> WHAT YOU SHOULD DO
Which lines below hold the word "بيروت"? Copy all of them.

> EXTRACTED MATERIAL
═══
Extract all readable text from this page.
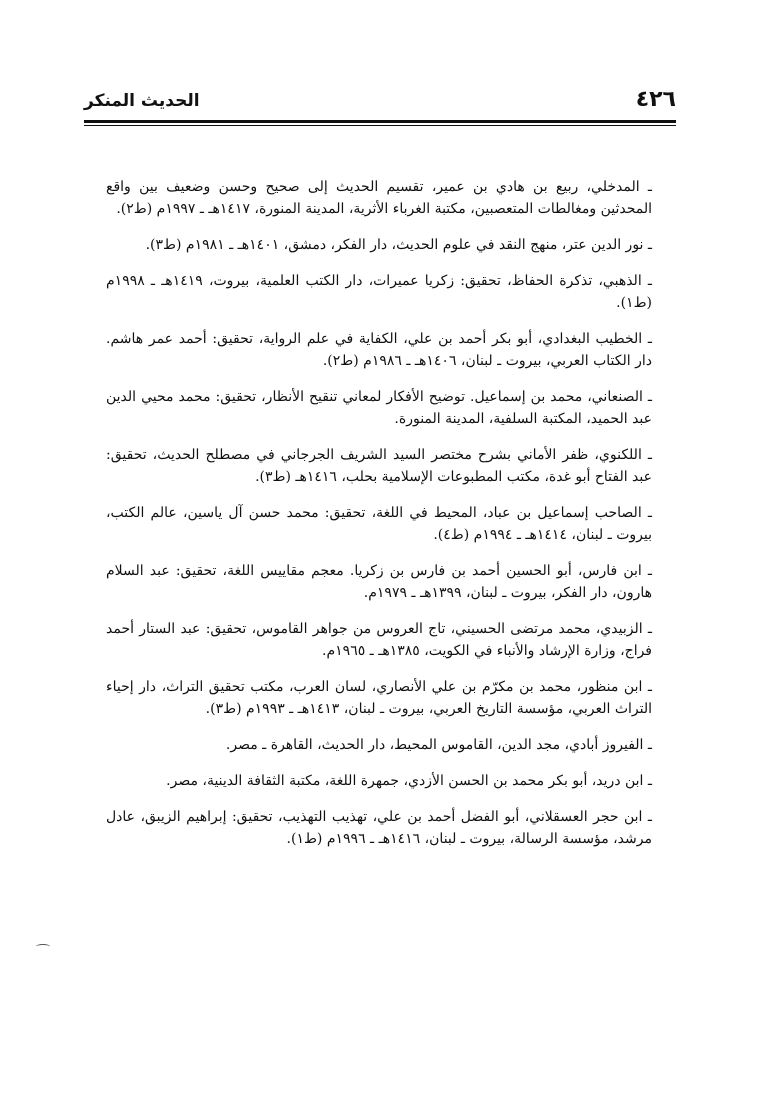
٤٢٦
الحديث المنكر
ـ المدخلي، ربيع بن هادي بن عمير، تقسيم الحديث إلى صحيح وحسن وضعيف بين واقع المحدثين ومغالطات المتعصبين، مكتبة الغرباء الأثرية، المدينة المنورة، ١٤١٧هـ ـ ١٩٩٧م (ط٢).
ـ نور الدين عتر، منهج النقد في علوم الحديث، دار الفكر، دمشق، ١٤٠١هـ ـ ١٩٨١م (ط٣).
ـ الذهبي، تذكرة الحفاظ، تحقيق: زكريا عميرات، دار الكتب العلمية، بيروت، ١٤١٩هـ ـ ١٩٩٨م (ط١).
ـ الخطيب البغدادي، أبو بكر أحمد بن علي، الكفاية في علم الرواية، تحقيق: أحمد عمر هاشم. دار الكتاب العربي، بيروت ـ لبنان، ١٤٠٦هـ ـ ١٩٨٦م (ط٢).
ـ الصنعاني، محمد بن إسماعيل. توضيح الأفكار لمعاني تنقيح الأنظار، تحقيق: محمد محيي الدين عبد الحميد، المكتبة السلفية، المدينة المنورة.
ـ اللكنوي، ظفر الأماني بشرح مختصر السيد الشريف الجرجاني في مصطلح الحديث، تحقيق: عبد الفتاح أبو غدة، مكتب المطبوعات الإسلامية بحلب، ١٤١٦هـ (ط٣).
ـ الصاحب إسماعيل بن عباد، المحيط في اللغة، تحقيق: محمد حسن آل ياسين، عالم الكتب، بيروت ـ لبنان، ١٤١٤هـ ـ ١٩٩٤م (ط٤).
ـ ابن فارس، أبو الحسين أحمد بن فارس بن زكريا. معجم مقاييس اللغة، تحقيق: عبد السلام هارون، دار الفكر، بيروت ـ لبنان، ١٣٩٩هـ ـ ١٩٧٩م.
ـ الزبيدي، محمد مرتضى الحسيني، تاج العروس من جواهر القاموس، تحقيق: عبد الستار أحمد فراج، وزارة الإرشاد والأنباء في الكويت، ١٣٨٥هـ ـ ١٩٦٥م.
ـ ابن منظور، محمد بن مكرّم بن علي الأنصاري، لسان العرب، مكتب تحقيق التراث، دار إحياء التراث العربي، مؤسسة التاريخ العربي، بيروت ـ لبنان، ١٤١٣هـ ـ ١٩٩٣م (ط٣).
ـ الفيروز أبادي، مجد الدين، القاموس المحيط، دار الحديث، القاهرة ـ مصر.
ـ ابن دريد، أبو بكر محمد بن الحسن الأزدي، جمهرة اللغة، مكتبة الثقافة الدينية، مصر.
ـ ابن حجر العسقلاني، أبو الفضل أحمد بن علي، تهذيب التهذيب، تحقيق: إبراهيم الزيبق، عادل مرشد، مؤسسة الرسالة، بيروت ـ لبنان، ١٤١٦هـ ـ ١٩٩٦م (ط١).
═══
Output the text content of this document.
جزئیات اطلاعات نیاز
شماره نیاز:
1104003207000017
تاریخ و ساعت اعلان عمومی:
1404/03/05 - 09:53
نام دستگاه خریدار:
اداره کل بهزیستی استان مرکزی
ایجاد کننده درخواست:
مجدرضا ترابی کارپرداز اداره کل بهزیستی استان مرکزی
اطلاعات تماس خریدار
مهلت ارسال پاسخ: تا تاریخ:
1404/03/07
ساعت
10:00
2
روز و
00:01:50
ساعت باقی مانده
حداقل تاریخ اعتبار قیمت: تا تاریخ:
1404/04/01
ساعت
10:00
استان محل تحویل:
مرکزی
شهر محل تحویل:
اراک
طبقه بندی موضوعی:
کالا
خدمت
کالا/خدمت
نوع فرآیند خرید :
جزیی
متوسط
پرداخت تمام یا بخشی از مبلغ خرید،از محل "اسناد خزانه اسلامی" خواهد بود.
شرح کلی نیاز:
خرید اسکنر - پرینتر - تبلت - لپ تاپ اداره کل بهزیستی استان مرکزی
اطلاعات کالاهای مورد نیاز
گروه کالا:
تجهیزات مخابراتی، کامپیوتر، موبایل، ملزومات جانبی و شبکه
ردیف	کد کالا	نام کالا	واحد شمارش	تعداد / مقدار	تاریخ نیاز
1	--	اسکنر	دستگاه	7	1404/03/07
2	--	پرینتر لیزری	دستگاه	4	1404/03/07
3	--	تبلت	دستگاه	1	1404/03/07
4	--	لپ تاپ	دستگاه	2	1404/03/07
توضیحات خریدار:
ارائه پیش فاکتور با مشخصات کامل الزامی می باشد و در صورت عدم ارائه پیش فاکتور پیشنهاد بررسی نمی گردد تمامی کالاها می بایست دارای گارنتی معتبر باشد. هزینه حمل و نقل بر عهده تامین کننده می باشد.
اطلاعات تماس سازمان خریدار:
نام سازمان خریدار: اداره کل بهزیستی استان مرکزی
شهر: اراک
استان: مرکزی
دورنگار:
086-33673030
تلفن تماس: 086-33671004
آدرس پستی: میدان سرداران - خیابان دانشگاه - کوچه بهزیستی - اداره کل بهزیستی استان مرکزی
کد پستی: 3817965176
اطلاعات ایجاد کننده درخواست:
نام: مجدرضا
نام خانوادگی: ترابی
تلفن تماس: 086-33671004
═══
> OUTPUT
ـ الذهبي، تذكرة الحفاظ، تحقيق: زكريا عميرات، دار الكتب العلمية، بيروت، ١٤١٩هـ ـ ١٩٩٨م (ط١).
ـ الخطيب البغدادي، أبو بكر أحمد بن علي، الكفاية في علم الرواية، تحقيق: أحمد عمر هاشم. دار الكتاب العربي، بيروت ـ لبنان، ١٤٠٦هـ ـ ١٩٨٦م (ط٢).
ـ الصاحب إسماعيل بن عباد، المحيط في اللغة، تحقيق: محمد حسن آل ياسين، عالم الكتب، بيروت ـ لبنان، ١٤١٤هـ ـ ١٩٩٤م (ط٤).
ـ ابن فارس، أبو الحسين أحمد بن فارس بن زكريا. معجم مقاييس اللغة، تحقيق: عبد السلام هارون، دار الفكر، بيروت ـ لبنان، ١٣٩٩هـ ـ ١٩٧٩م.
ـ ابن منظور، محمد بن مكرّم بن علي الأنصاري، لسان العرب، مكتب تحقيق التراث، دار إحياء التراث العربي، مؤسسة التاريخ العربي، بيروت ـ لبنان، ١٤١٣هـ ـ ١٩٩٣م (ط٣).
ـ ابن حجر العسقلاني، أبو الفضل أحمد بن علي، تهذيب التهذيب، تحقيق: إبراهيم الزيبق، عادل مرشد، مؤسسة الرسالة، بيروت ـ لبنان، ١٤١٦هـ ـ ١٩٩٦م (ط١).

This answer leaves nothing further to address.